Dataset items
---+---

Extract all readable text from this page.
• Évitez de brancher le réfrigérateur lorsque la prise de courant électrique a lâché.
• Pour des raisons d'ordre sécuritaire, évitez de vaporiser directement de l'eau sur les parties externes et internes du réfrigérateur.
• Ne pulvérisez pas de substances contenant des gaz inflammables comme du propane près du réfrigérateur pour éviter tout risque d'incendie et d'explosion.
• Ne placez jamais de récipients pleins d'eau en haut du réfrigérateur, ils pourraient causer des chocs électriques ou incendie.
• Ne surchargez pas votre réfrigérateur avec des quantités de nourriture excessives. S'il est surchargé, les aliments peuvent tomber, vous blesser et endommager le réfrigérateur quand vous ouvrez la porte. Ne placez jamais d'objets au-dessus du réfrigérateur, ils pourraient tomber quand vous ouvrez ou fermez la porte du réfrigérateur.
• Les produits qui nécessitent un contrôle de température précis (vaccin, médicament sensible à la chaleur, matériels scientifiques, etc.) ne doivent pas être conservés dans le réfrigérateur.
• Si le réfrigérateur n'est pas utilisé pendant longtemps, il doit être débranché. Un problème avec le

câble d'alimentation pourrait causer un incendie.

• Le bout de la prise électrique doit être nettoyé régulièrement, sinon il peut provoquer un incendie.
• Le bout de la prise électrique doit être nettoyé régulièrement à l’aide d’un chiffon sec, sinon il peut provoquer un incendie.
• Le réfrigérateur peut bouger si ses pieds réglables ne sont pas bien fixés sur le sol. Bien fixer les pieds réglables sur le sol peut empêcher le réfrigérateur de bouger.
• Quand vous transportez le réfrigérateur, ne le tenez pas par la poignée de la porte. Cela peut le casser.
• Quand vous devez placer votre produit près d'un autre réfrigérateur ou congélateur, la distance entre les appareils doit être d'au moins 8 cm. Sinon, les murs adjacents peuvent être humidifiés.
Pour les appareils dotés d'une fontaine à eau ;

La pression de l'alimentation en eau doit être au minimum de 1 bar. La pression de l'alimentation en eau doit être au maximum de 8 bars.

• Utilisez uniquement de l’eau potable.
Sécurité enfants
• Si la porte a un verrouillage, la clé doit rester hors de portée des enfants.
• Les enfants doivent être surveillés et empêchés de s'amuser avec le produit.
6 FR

---+---

Choose all lines containing the string "incendie" and copy them out.

• Ne pulvérisez pas de substances contenant des gaz inflammables comme du propane près du réfrigérateur pour éviter tout risque d'incendie et d'explosion.
• Ne placez jamais de récipients pleins d'eau en haut du réfrigérateur, ils pourraient causer des chocs électriques ou incendie.
câble d'alimentation pourrait causer un incendie.
• Le bout de la prise électrique doit être nettoyé régulièrement, sinon il peut provoquer un incendie.
• Le bout de la prise électrique doit être nettoyé régulièrement à l’aide d’un chiffon sec, sinon il peut provoquer un incendie.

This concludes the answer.